[Begin]

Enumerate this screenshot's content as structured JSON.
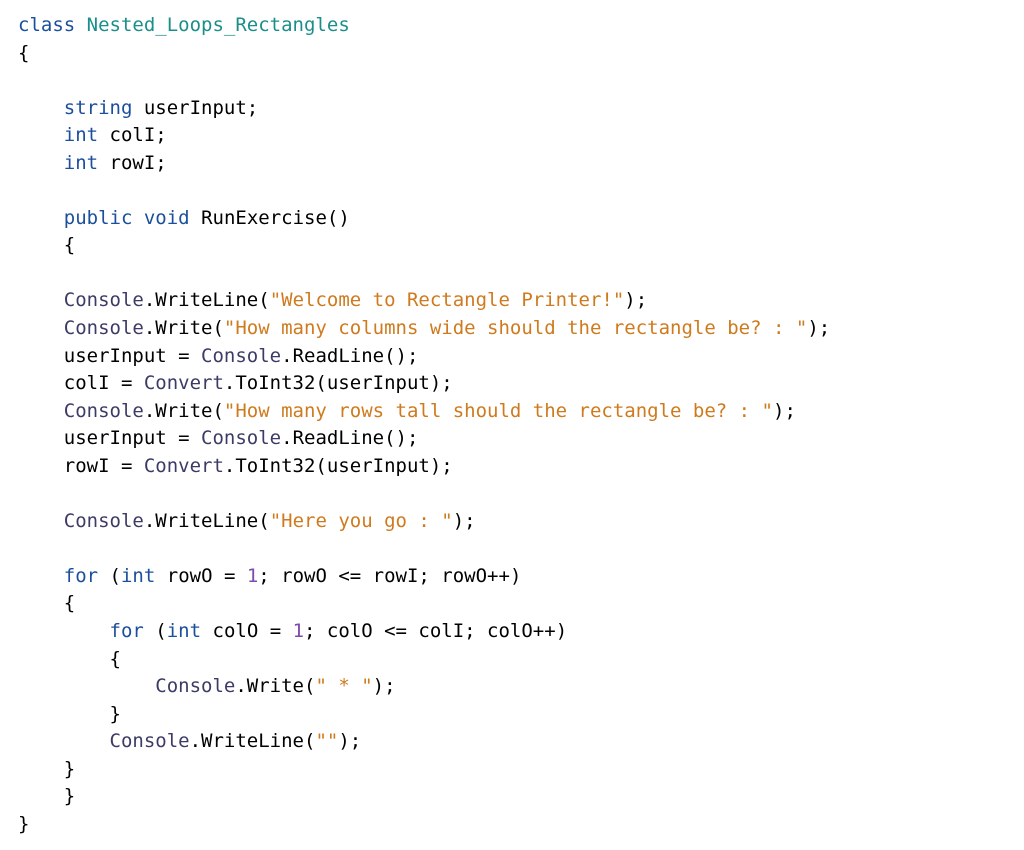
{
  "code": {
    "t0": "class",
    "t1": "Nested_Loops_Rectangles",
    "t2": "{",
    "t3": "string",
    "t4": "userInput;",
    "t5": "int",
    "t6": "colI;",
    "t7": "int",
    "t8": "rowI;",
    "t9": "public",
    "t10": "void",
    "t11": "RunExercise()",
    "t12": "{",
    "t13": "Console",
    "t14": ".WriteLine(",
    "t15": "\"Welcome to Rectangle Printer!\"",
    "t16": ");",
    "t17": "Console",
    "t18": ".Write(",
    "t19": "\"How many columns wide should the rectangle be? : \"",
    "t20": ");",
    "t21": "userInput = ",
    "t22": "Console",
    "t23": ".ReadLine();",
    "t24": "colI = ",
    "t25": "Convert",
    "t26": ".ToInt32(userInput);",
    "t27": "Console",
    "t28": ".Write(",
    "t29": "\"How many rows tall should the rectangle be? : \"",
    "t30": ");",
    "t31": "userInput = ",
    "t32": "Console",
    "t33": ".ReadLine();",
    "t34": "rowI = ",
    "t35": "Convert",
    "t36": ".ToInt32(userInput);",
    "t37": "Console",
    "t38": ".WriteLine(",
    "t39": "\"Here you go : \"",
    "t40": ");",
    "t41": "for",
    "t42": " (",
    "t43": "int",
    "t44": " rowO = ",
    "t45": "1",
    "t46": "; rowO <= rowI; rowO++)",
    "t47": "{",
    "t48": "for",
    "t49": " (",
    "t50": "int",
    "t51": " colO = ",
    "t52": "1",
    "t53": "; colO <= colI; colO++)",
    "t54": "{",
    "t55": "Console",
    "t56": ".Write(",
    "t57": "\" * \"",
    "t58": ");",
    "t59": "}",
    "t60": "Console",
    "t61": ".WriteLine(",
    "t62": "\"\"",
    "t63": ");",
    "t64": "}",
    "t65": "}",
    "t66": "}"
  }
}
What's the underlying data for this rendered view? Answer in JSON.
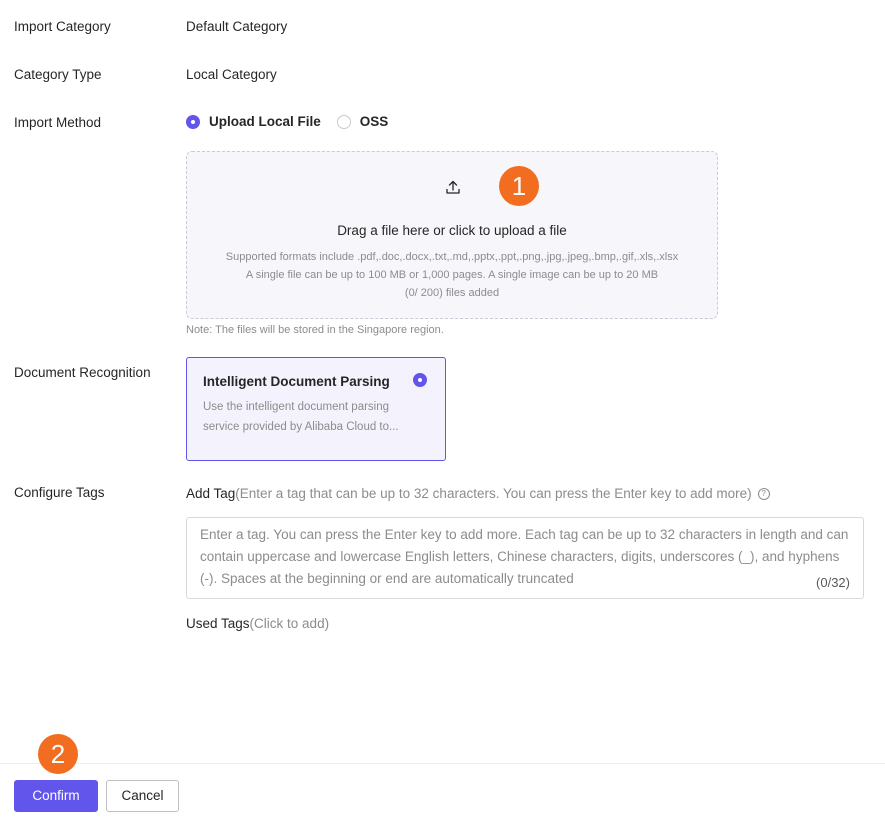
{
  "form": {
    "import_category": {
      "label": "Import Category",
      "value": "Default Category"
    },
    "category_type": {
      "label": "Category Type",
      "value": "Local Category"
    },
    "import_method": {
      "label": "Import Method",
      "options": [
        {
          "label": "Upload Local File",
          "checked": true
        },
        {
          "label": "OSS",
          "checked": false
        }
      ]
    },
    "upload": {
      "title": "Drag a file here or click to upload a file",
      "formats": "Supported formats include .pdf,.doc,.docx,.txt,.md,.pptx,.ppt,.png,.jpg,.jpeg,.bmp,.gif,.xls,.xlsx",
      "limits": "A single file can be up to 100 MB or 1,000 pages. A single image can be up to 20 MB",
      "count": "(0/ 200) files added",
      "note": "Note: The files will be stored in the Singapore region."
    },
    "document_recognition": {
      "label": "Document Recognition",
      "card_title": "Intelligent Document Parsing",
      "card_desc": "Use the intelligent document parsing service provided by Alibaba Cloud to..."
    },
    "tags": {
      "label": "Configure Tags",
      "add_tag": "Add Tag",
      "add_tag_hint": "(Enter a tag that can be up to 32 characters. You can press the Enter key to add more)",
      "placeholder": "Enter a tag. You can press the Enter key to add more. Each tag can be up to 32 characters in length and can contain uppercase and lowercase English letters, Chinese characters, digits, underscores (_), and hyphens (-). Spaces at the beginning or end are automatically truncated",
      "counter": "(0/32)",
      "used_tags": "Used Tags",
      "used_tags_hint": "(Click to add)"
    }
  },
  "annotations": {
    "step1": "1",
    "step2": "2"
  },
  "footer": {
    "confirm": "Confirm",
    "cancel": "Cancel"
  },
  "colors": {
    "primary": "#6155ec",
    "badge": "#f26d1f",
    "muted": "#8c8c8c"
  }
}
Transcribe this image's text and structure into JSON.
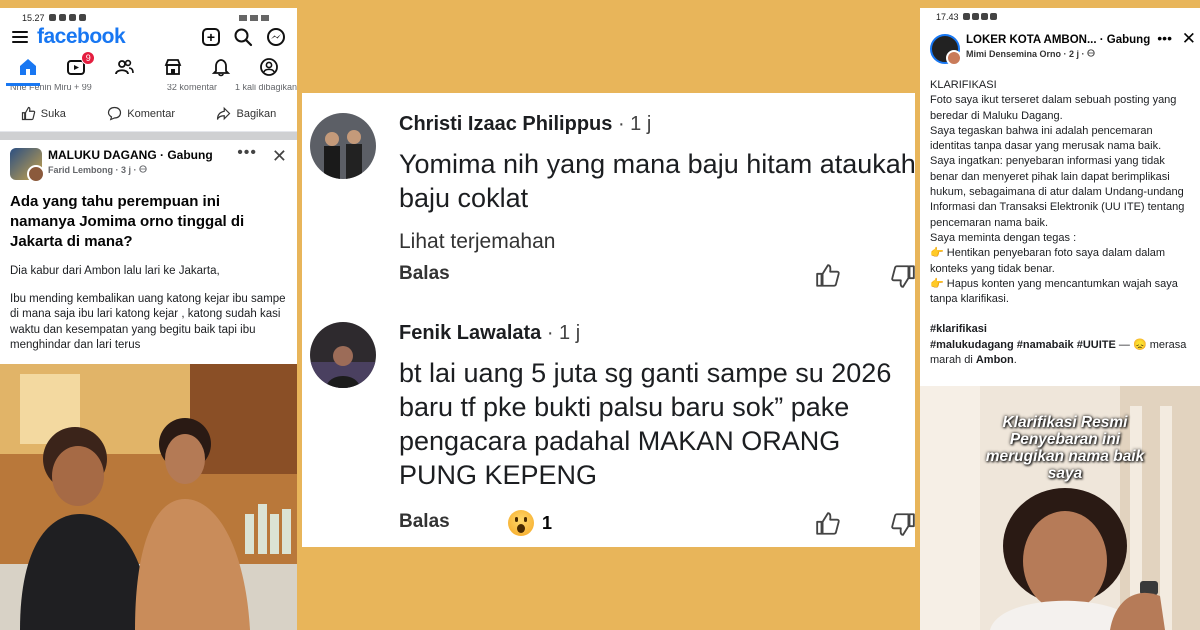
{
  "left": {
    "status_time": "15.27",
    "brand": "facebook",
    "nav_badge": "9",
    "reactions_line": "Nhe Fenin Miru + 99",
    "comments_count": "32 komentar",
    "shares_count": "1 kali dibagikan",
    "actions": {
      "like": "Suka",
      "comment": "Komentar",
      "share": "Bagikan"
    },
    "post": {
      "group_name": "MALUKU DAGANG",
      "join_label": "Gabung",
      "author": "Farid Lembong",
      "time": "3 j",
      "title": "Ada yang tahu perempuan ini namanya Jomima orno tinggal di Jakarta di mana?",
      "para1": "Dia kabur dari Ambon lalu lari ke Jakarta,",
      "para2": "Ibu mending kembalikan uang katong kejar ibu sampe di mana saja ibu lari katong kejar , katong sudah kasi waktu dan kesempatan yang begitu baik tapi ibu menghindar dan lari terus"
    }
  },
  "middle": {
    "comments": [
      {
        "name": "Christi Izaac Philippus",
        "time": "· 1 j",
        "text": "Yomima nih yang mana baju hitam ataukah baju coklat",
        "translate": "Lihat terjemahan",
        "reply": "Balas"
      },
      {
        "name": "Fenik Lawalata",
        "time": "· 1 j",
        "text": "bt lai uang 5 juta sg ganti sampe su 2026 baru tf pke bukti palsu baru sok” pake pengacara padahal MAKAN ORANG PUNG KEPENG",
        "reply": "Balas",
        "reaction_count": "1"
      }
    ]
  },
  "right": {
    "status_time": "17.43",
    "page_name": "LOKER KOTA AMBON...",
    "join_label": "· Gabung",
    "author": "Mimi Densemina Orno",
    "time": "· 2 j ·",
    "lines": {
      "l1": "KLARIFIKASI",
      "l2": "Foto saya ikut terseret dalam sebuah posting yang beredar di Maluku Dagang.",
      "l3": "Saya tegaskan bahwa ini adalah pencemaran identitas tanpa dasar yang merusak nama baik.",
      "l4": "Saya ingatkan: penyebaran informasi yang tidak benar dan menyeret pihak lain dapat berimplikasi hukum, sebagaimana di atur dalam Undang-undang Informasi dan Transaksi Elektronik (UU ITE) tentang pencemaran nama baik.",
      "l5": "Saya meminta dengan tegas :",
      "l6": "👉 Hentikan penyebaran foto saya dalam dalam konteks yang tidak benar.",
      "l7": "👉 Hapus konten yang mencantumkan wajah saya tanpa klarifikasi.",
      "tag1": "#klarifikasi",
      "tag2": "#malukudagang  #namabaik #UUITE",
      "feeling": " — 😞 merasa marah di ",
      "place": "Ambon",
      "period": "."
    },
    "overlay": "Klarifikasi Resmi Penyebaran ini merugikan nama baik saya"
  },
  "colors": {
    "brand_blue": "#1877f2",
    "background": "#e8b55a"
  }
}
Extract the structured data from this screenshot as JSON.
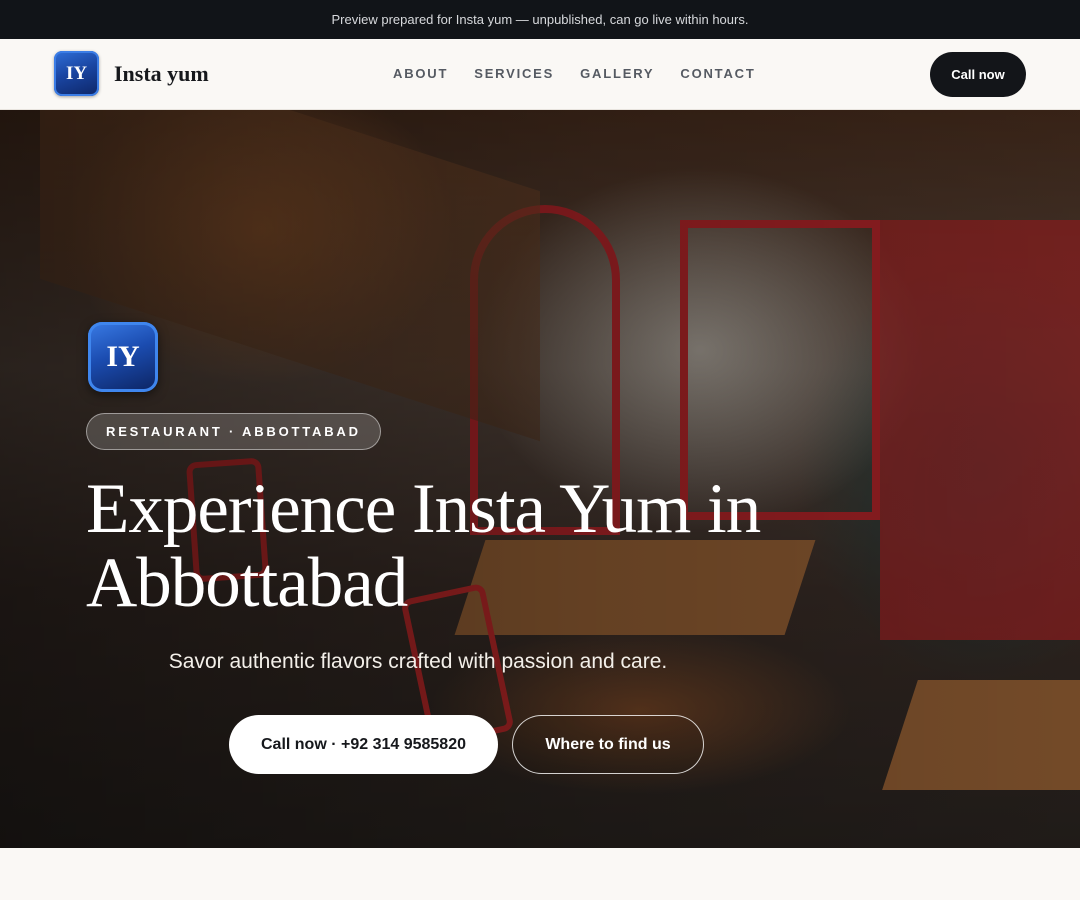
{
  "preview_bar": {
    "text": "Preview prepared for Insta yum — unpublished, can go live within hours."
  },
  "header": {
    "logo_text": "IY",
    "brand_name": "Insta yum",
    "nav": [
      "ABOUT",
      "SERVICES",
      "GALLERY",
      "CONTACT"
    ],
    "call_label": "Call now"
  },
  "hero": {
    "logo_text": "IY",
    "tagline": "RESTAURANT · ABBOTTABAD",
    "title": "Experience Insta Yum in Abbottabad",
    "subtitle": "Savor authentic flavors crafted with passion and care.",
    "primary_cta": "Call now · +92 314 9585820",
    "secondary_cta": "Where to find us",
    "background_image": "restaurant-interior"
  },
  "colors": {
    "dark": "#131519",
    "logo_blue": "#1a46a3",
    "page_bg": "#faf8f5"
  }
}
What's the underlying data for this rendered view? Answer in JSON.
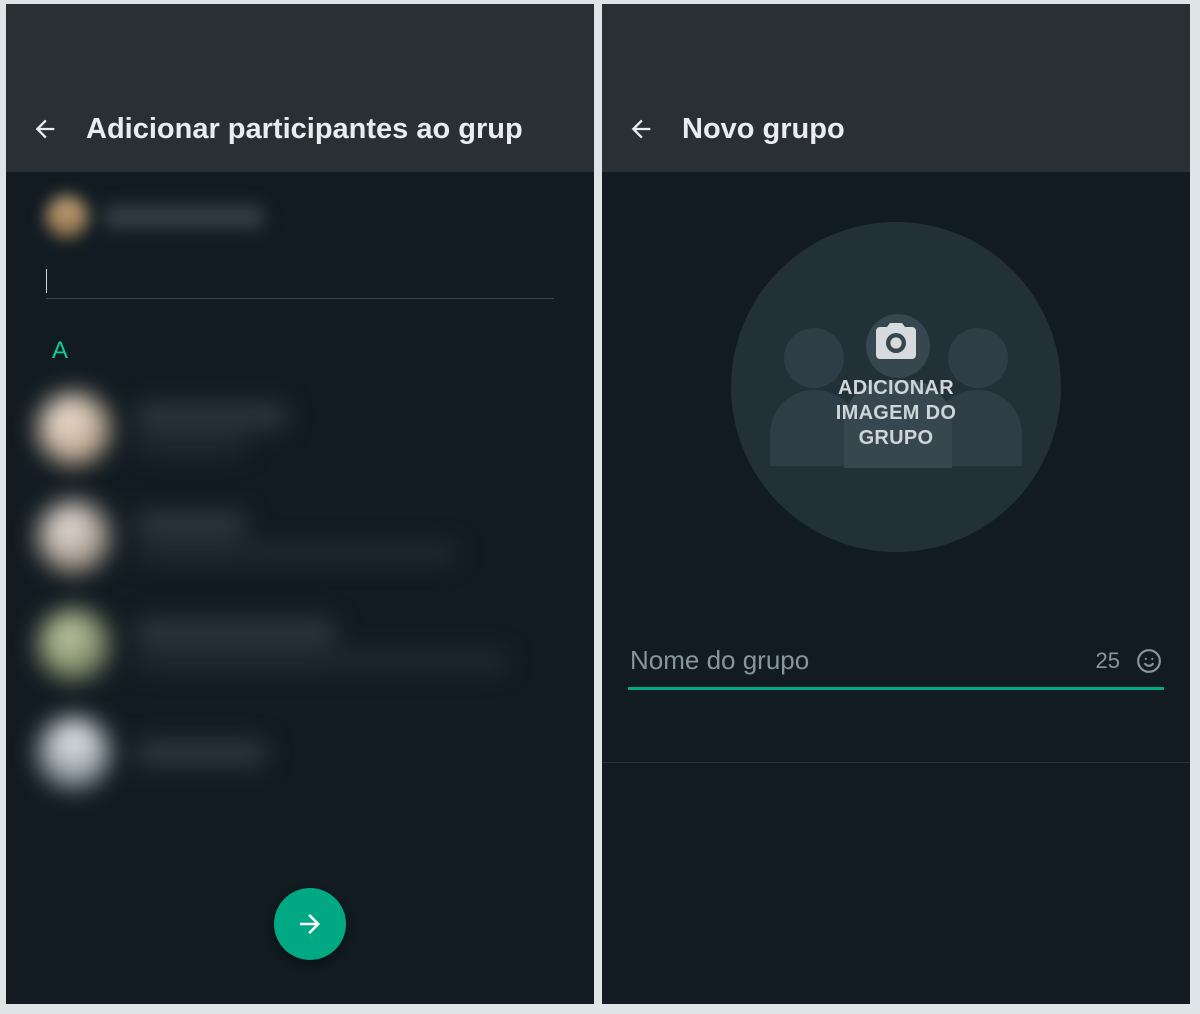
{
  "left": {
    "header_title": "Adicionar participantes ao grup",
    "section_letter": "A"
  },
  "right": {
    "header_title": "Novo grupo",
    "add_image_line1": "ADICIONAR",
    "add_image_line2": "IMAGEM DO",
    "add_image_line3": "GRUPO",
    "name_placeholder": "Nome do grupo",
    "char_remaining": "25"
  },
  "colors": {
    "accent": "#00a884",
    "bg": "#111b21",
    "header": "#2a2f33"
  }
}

[End]

OBJECTIVE: The material above holds pictures; copy everything else in it exactly.

RESULT OF THIS EXERCISE:
Enumerate this screenshot's content as structured JSON.
{
  "code": {
    "t0": "class",
    "t1": "Nested_Loops_Rectangles",
    "t2": "{",
    "t3": "string",
    "t4": "userInput;",
    "t5": "int",
    "t6": "colI;",
    "t7": "int",
    "t8": "rowI;",
    "t9": "public",
    "t10": "void",
    "t11": "RunExercise()",
    "t12": "{",
    "t13": "Console",
    "t14": ".WriteLine(",
    "t15": "\"Welcome to Rectangle Printer!\"",
    "t16": ");",
    "t17": "Console",
    "t18": ".Write(",
    "t19": "\"How many columns wide should the rectangle be? : \"",
    "t20": ");",
    "t21": "userInput = ",
    "t22": "Console",
    "t23": ".ReadLine();",
    "t24": "colI = ",
    "t25": "Convert",
    "t26": ".ToInt32(userInput);",
    "t27": "Console",
    "t28": ".Write(",
    "t29": "\"How many rows tall should the rectangle be? : \"",
    "t30": ");",
    "t31": "userInput = ",
    "t32": "Console",
    "t33": ".ReadLine();",
    "t34": "rowI = ",
    "t35": "Convert",
    "t36": ".ToInt32(userInput);",
    "t37": "Console",
    "t38": ".WriteLine(",
    "t39": "\"Here you go : \"",
    "t40": ");",
    "t41": "for",
    "t42": " (",
    "t43": "int",
    "t44": " rowO = ",
    "t45": "1",
    "t46": "; rowO <= rowI; rowO++)",
    "t47": "{",
    "t48": "for",
    "t49": " (",
    "t50": "int",
    "t51": " colO = ",
    "t52": "1",
    "t53": "; colO <= colI; colO++)",
    "t54": "{",
    "t55": "Console",
    "t56": ".Write(",
    "t57": "\" * \"",
    "t58": ");",
    "t59": "}",
    "t60": "Console",
    "t61": ".WriteLine(",
    "t62": "\"\"",
    "t63": ");",
    "t64": "}",
    "t65": "}",
    "t66": "}"
  }
}
What's the underlying data for this rendered view? Answer in JSON.
{
  "form": {
    "import_category": {
      "label": "Import Category",
      "value": "Default Category"
    },
    "category_type": {
      "label": "Category Type",
      "value": "Local Category"
    },
    "import_method": {
      "label": "Import Method",
      "options": [
        {
          "label": "Upload Local File",
          "checked": true
        },
        {
          "label": "OSS",
          "checked": false
        }
      ]
    },
    "upload": {
      "title": "Drag a file here or click to upload a file",
      "formats": "Supported formats include .pdf,.doc,.docx,.txt,.md,.pptx,.ppt,.png,.jpg,.jpeg,.bmp,.gif,.xls,.xlsx",
      "limits": "A single file can be up to 100 MB or 1,000 pages. A single image can be up to 20 MB",
      "count": "(0/ 200) files added",
      "note": "Note: The files will be stored in the Singapore region."
    },
    "document_recognition": {
      "label": "Document Recognition",
      "card_title": "Intelligent Document Parsing",
      "card_desc": "Use the intelligent document parsing service provided by Alibaba Cloud to..."
    },
    "tags": {
      "label": "Configure Tags",
      "add_tag": "Add Tag",
      "add_tag_hint": "(Enter a tag that can be up to 32 characters. You can press the Enter key to add more)",
      "placeholder": "Enter a tag. You can press the Enter key to add more. Each tag can be up to 32 characters in length and can contain uppercase and lowercase English letters, Chinese characters, digits, underscores (_), and hyphens (-). Spaces at the beginning or end are automatically truncated",
      "counter": "(0/32)",
      "used_tags": "Used Tags",
      "used_tags_hint": "(Click to add)"
    }
  },
  "annotations": {
    "step1": "1",
    "step2": "2"
  },
  "footer": {
    "confirm": "Confirm",
    "cancel": "Cancel"
  },
  "colors": {
    "primary": "#6155ec",
    "badge": "#f26d1f",
    "muted": "#8c8c8c"
  }
}
Transcribe this image's text and structure into JSON.
{
  "left": {
    "status_time": "15.27",
    "brand": "facebook",
    "nav_badge": "9",
    "reactions_line": "Nhe Fenin Miru + 99",
    "comments_count": "32 komentar",
    "shares_count": "1 kali dibagikan",
    "actions": {
      "like": "Suka",
      "comment": "Komentar",
      "share": "Bagikan"
    },
    "post": {
      "group_name": "MALUKU DAGANG",
      "join_label": "Gabung",
      "author": "Farid Lembong",
      "time": "3 j",
      "title": "Ada yang tahu perempuan ini namanya Jomima orno tinggal di Jakarta di mana?",
      "para1": "Dia kabur dari Ambon lalu lari ke Jakarta,",
      "para2": "Ibu mending kembalikan uang katong kejar ibu sampe di mana saja ibu lari katong kejar , katong sudah kasi waktu dan kesempatan yang begitu baik tapi ibu menghindar dan lari terus"
    }
  },
  "middle": {
    "comments": [
      {
        "name": "Christi Izaac Philippus",
        "time": "· 1 j",
        "text": "Yomima nih yang mana baju hitam ataukah baju coklat",
        "translate": "Lihat terjemahan",
        "reply": "Balas"
      },
      {
        "name": "Fenik Lawalata",
        "time": "· 1 j",
        "text": "bt lai uang 5 juta sg ganti sampe su 2026 baru tf pke bukti palsu baru sok” pake pengacara padahal MAKAN ORANG PUNG KEPENG",
        "reply": "Balas",
        "reaction_count": "1"
      }
    ]
  },
  "right": {
    "status_time": "17.43",
    "page_name": "LOKER KOTA AMBON...",
    "join_label": "· Gabung",
    "author": "Mimi Densemina Orno",
    "time": "· 2 j ·",
    "lines": {
      "l1": "KLARIFIKASI",
      "l2": "Foto saya ikut terseret dalam sebuah posting yang beredar di Maluku Dagang.",
      "l3": "Saya tegaskan bahwa ini adalah pencemaran identitas tanpa dasar yang merusak nama baik.",
      "l4": "Saya ingatkan: penyebaran informasi yang tidak benar dan menyeret pihak lain dapat berimplikasi hukum, sebagaimana di atur dalam Undang-undang Informasi dan Transaksi Elektronik (UU ITE) tentang pencemaran nama baik.",
      "l5": "Saya meminta dengan tegas :",
      "l6": "👉 Hentikan penyebaran foto saya dalam dalam konteks yang tidak benar.",
      "l7": "👉 Hapus konten yang mencantumkan wajah saya tanpa klarifikasi.",
      "tag1": "#klarifikasi",
      "tag2": "#malukudagang  #namabaik #UUITE",
      "feeling": " — 😞 merasa marah di ",
      "place": "Ambon",
      "period": "."
    },
    "overlay": "Klarifikasi Resmi Penyebaran ini merugikan nama baik saya"
  },
  "colors": {
    "brand_blue": "#1877f2",
    "background": "#e8b55a"
  }
}
Extract the structured data from this screenshot as JSON.
{
  "preview_bar": {
    "text": "Preview prepared for Insta yum — unpublished, can go live within hours."
  },
  "header": {
    "logo_text": "IY",
    "brand_name": "Insta yum",
    "nav": [
      "ABOUT",
      "SERVICES",
      "GALLERY",
      "CONTACT"
    ],
    "call_label": "Call now"
  },
  "hero": {
    "logo_text": "IY",
    "tagline": "RESTAURANT · ABBOTTABAD",
    "title": "Experience Insta Yum in Abbottabad",
    "subtitle": "Savor authentic flavors crafted with passion and care.",
    "primary_cta": "Call now · +92 314 9585820",
    "secondary_cta": "Where to find us",
    "background_image": "restaurant-interior"
  },
  "colors": {
    "dark": "#131519",
    "logo_blue": "#1a46a3",
    "page_bg": "#faf8f5"
  }
}
What's the underlying data for this rendered view? Answer in JSON.
{
  "left": {
    "header_title": "Adicionar participantes ao grup",
    "section_letter": "A"
  },
  "right": {
    "header_title": "Novo grupo",
    "add_image_line1": "ADICIONAR",
    "add_image_line2": "IMAGEM DO",
    "add_image_line3": "GRUPO",
    "name_placeholder": "Nome do grupo",
    "char_remaining": "25"
  },
  "colors": {
    "accent": "#00a884",
    "bg": "#111b21",
    "header": "#2a2f33"
  }
}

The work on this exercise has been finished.